It's an intentional design choice.
> So we work-around it by not informing SCEV of the flags:
>
>     Printing analysis 'Scalar Evolution Analysis' for function
'func':
>     Classifying expressions for: @func
>       %adds = add nsw i32 %x, %y
>       -->  (%x + %y) U: full-set S: full-set
>       %addu = add nuw i32 %x, %y
>       -->  (%x + %y) U: full-set S: full-set
>       %cond = select i1 %b, i32 %adds, i32 %addu
>       -->  %cond U: full-set S: full-set
>     Determining loop execution counts for: @func
>
>
> Would there be problems if we properly considered nuw/nsw flags when 
> unifying SCEVs?
There would be other consequences.  For example, `(%x + %y)<nsw>` and 
`(%x + %y)<nuw>` wouldn't compare equal for other simplifications, and
all the places that call setNoWrapFlags would have to be rewritten.  
It's probably possible to come up with some workable design, but nobody 
has actually tried it, so it's not clear how much work it would be to 
implement, or whether it would improve the generated code overall.

※

_DESCRIPTION OF THE TASK_
Continue the forum reply on Scalar Evolution and nuw/nsw flags, picking up after its last sentence. The listing that comes next has no connection to the forum reply about Scalar Evolution and no-wrap flags.

_DATASET EXTRACT_

※

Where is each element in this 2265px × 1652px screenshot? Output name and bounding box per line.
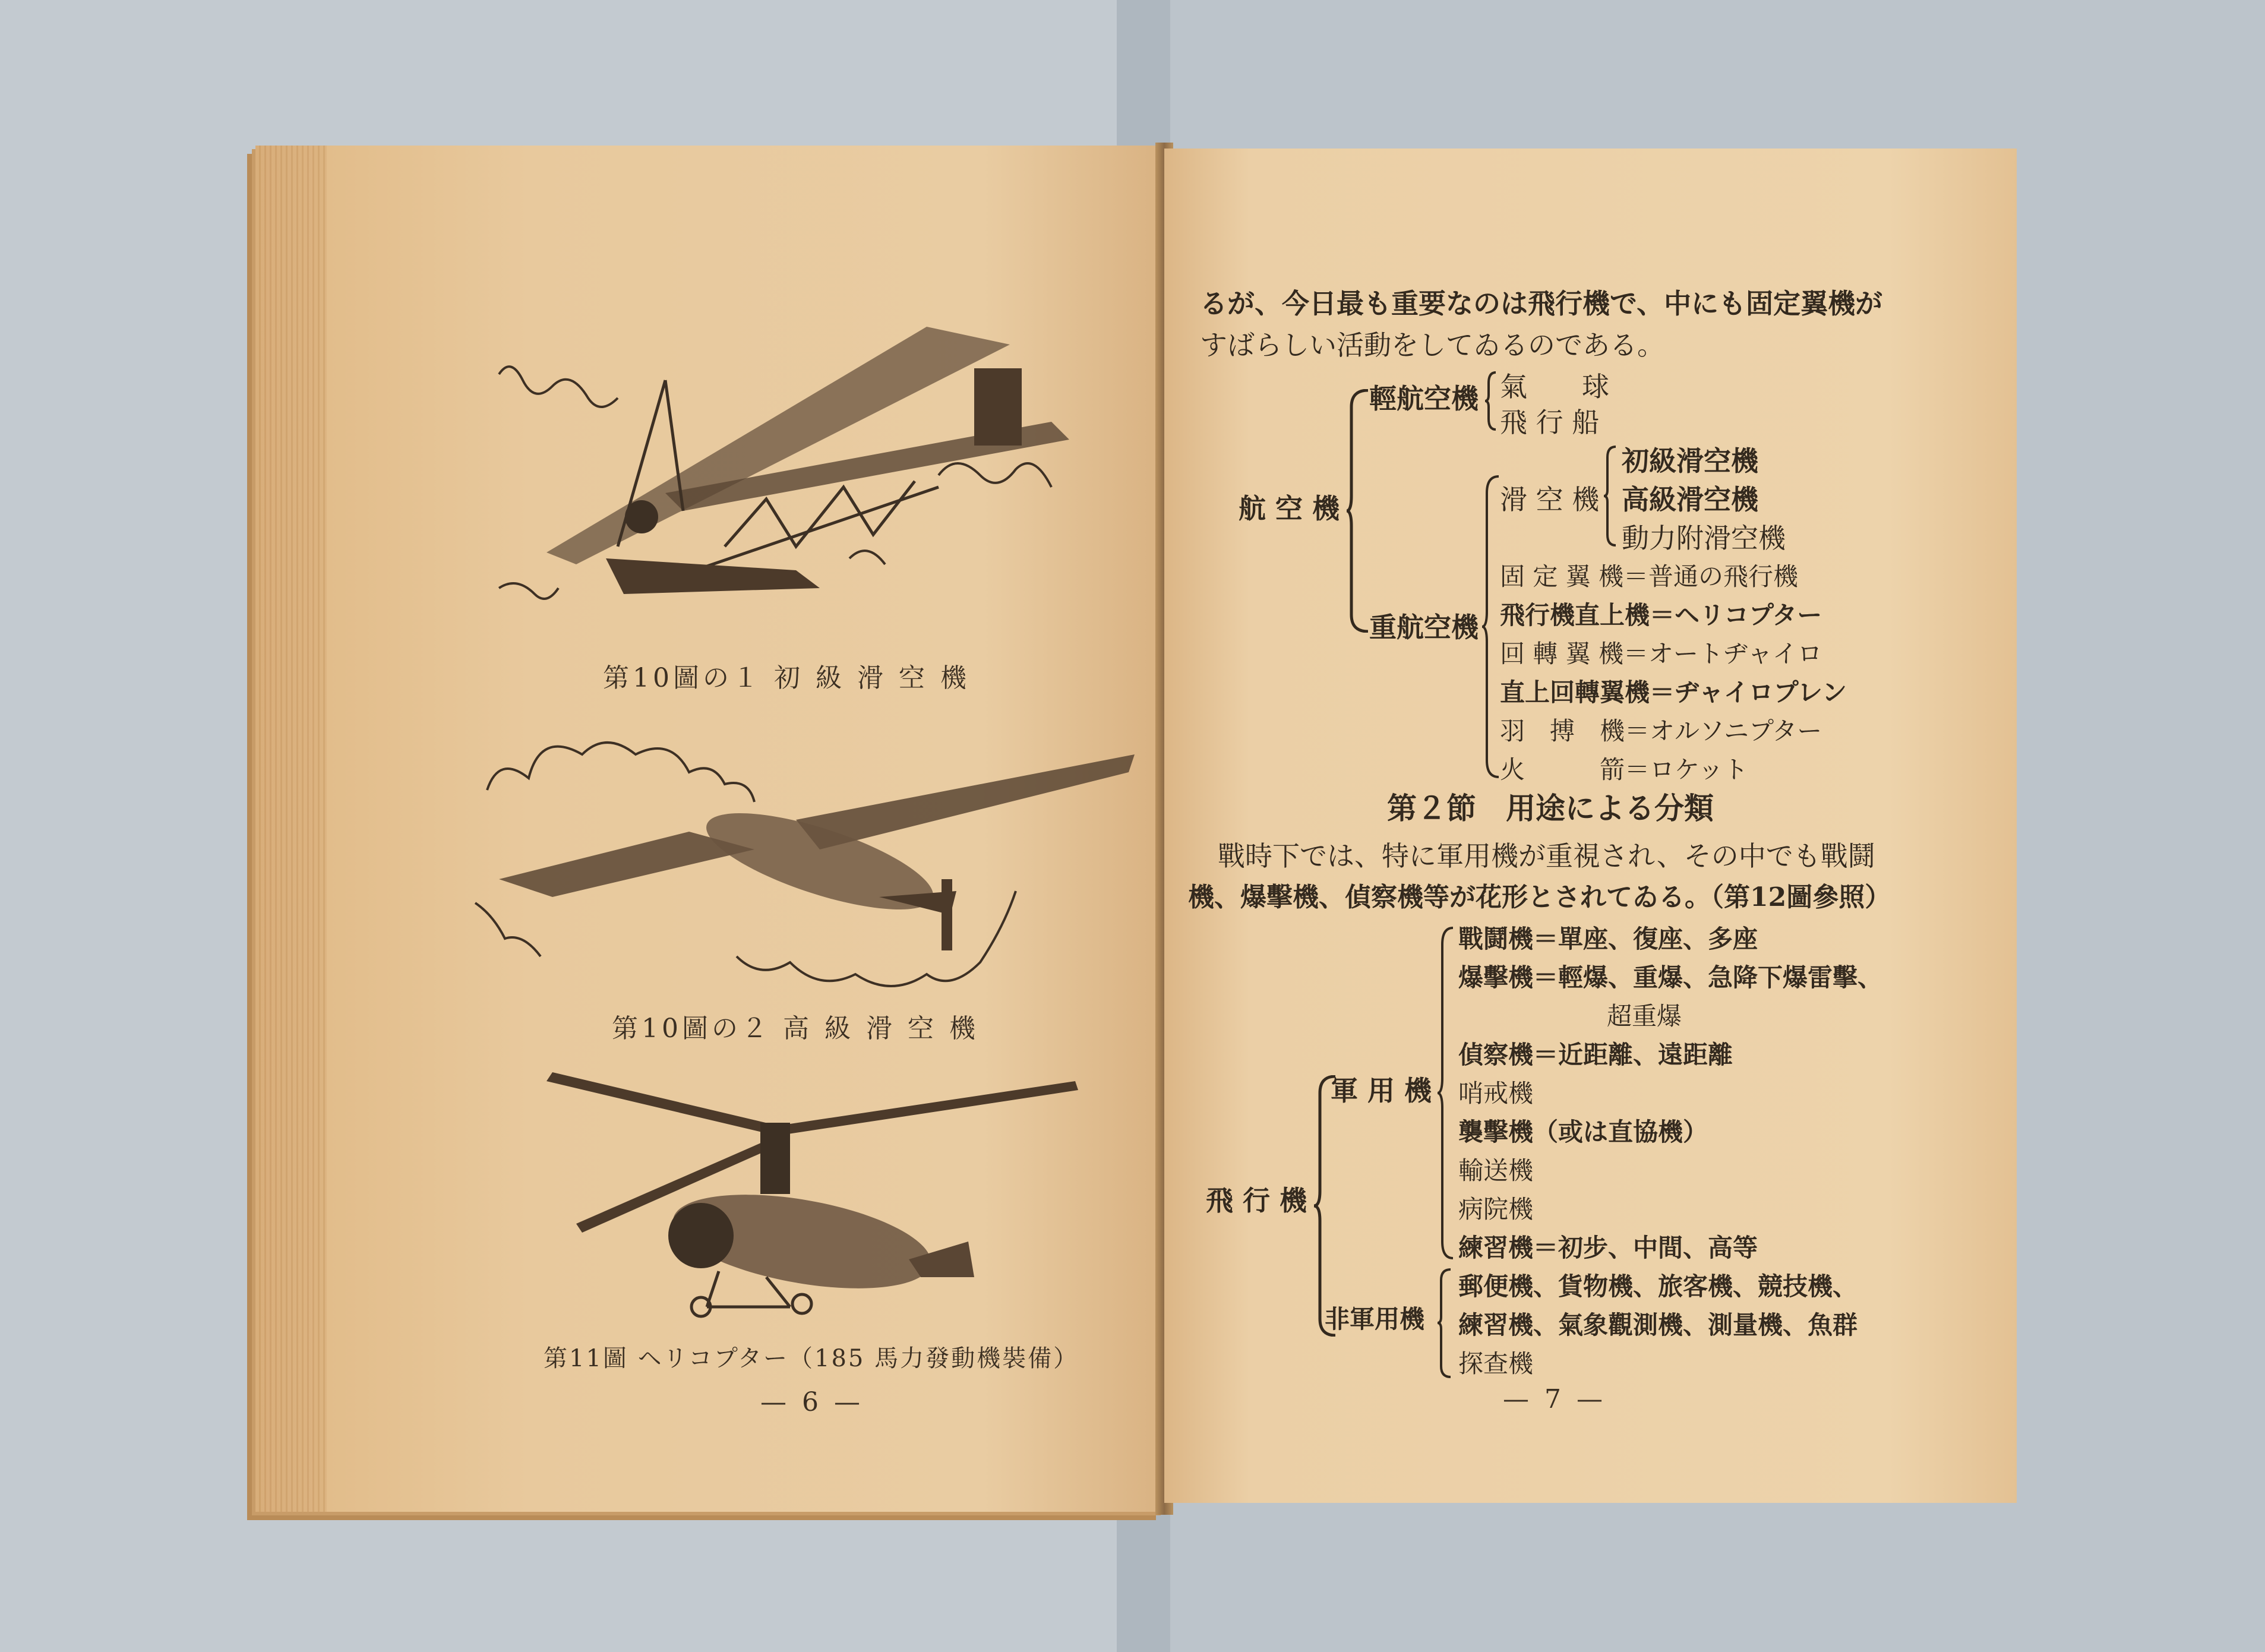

※

_ANSWER FOR THE TASK_
-Eli
>
> On Wed, Aug 15, 2018 at 1:59 PM Friedman, Eli <efriedma at
codeaurora.org
> <mailto:efriedma at codeaurora.org>> wrote:
>
>     On 8/15/2018 1:31 PM, Alexandre Isoard wrote:
>>     Is that why we do not deduce +<nsw> from "add nsw"
either?
>
>     Essentially, yes.
>
>>     Is that an intrinsic limitation of creating a context-invariant
>>     expressions from a Value* or is that a limitation of our
>>     implementation (our unification not considering the nsw flags)?
>
>     It's a consequence of unification not considering nsw.  (nsw on an
>     instruction is naturally invariant because violating nsw produces
>     poison, not UB.)
>
>     -Eli
>
>>
>>     On Wed, Aug 15, 2018 at 12:39 PM Friedman, Eli
>>     <efriedma at codeaurora.org <mailto:efriedma at
codeaurora.org>> wrote:
>>
>>         On 8/15/2018 12:21 PM, Alexandre Isoard via llvm-dev wrote:
>>>         Hello,
>>>
>>>         If I run clang on the following code:
>>>
>>>             void func(unsigned n) {
>>>               for (unsigned long x = 1; x < n; ++x)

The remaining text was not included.